- _What you need to do_:
1. List every import statement in the tokenization notebook, leaving out any comment that follows one on its line.
2. Duplicate a passage from the tokenization notebook word for word. Begin at the words "[nltk_data] Downloading package punkt to" and stop after "tokens = word_tokenize(sentence)".

- _Passage to read_:
::::::

Goal: Split the text into individual units (tokens), typically words or subwords.

Example using NLTK:

In [25]:
#%pip install nltk

In [26]:
import os
print(os.getcwd())

import nltk  # Natural Language Toolkit
nltk.download('punkt') # Download the punkt tokenizer model
nltk.download('punkt_tab') # because it keeps giving error "Resource punkt_tab not found

from nltk.tokenize import word_tokenize  # Import word tokenizer


/Users/moka/Documents/GitHub/NLP


[nltk_data] Downloading package punkt to /Users/moka/nltk_data...
[nltk_data]   Package punkt is already up-to-date!
[nltk_data] Downloading package punkt_tab to /Users/moka/nltk_data...
[nltk_data]   Package punkt_tab is already up-to-date!


In [37]:
# Example sentence
sentence = "Natural Language Processing (NLP) is fun!"

# Apply tokenization
tokens = word_tokenize(sentence)

::::::

- _Data lines_:
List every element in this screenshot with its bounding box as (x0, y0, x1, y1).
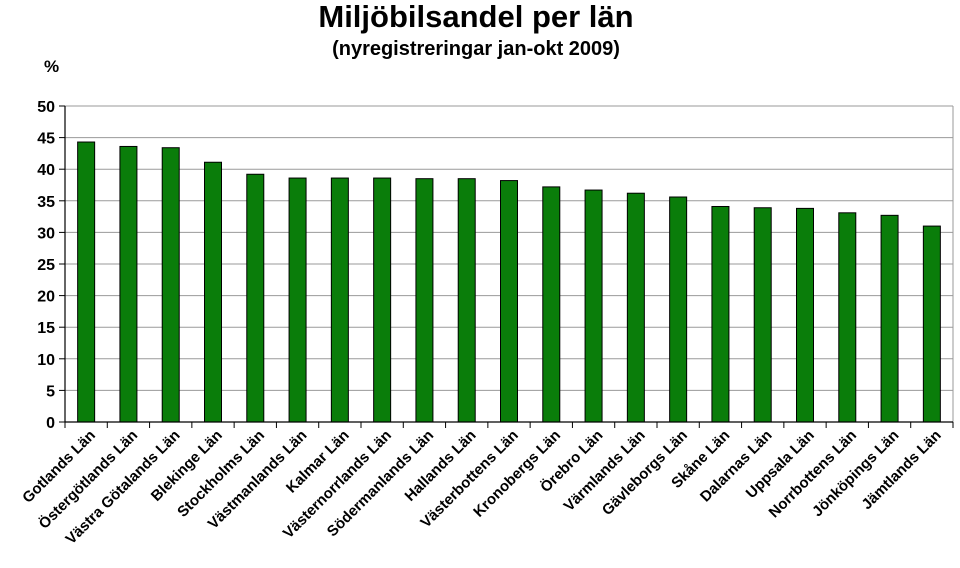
y-tick-label: 20 (37, 289, 55, 306)
x-tick-label: Gotlands Län (19, 427, 99, 507)
bar (457, 178, 476, 423)
y-tick-label: 25 (37, 257, 55, 274)
bar (542, 186, 561, 423)
y-tick-label: 0 (46, 415, 55, 432)
bar (288, 177, 307, 423)
y-tick-label: 30 (37, 225, 55, 242)
y-tick-labels: 0 5 10 15 20 25 30 35 40 45 50 (37, 99, 55, 432)
y-tick-label: 10 (37, 352, 55, 369)
bar (373, 177, 392, 423)
y-tick-label: 40 (37, 162, 55, 179)
bar (161, 147, 180, 423)
bar (330, 177, 349, 423)
bar (838, 212, 857, 423)
bar (119, 145, 138, 423)
y-tick-label: 5 (46, 383, 55, 400)
y-tick-label: 35 (37, 194, 55, 211)
axes (59, 105, 954, 428)
bars (77, 141, 941, 423)
y-axis-unit-label: % (44, 57, 60, 76)
bar (246, 173, 265, 423)
bar (880, 214, 899, 423)
bar (204, 161, 222, 423)
y-tick-label: 50 (37, 99, 55, 116)
chart-subtitle: (nyregistreringar jan-okt 2009) (332, 38, 620, 60)
x-tick-label: Jämtlands Län (858, 427, 944, 513)
bar (584, 189, 603, 423)
y-tick-label: 15 (37, 320, 55, 337)
bar (922, 225, 941, 423)
bar (626, 192, 645, 423)
bar (669, 196, 688, 423)
chart-title: Miljöbilsandel per län (318, 0, 634, 34)
bar (711, 205, 730, 423)
bar (415, 178, 434, 423)
bar (753, 207, 772, 423)
y-tick-label: 45 (37, 131, 55, 148)
bar (796, 207, 814, 423)
bar (500, 180, 518, 423)
bar (77, 141, 96, 423)
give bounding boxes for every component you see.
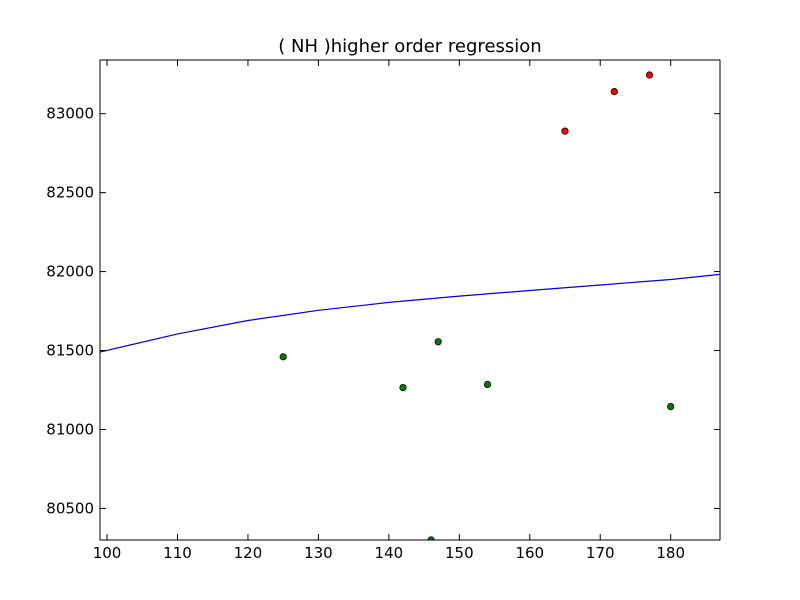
data-point-s0-3 [483, 380, 492, 389]
x-tick-label: 160 [515, 544, 544, 562]
y-tick-label: 81500 [46, 342, 94, 360]
x-tick-label: 140 [375, 544, 404, 562]
data-point-s1-1 [610, 88, 618, 96]
regression-curve [100, 273, 720, 353]
y-tick-label: 82000 [46, 263, 94, 281]
x-tick-label: 110 [163, 544, 192, 562]
y-tick-label: 81000 [46, 420, 94, 438]
data-point-s0-4 [667, 402, 675, 411]
x-tick-label: 150 [445, 544, 474, 562]
data-point-s0-2 [434, 338, 442, 346]
plot-area: 100 110 120 130 140 150 160 170 180 80500 81000 815… [46, 59, 721, 562]
y-tick-label: 82500 [46, 184, 94, 202]
y-tick-label: 83000 [46, 105, 94, 123]
x-tick-label: 120 [234, 544, 263, 562]
x-tick-label: 170 [586, 544, 615, 562]
y-tick-label: 80500 [46, 499, 94, 517]
x-tick-label: 180 [656, 544, 685, 562]
data-point-s1-0 [561, 127, 569, 135]
data-marks [100, 71, 720, 540]
plot-frame [99, 59, 721, 541]
x-tick-label: 100 [93, 544, 122, 562]
data-point-s1-2 [645, 71, 654, 79]
data-point-s0-1 [399, 383, 407, 392]
data-point-s0-0 [279, 353, 287, 361]
chart-title: ( NH )higher order regression [278, 36, 541, 57]
x-tick-label: 130 [304, 544, 333, 562]
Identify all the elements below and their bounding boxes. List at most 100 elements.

::::::

- _Expected responses_:
1.
import os
import nltk
from nltk.tokenize import word_tokenize

2.
[nltk_data] Downloading package punkt to /Users/moka/nltk_data...
[nltk_data]   Package punkt is already up-to-date!
[nltk_data] Downloading package punkt_tab to /Users/moka/nltk_data...
[nltk_data]   Package punkt_tab is already up-to-date!


In [37]:
# Example sentence
sentence = "Natural Language Processing (NLP) is fun!"

# Apply tokenization
tokens = word_tokenize(sentence)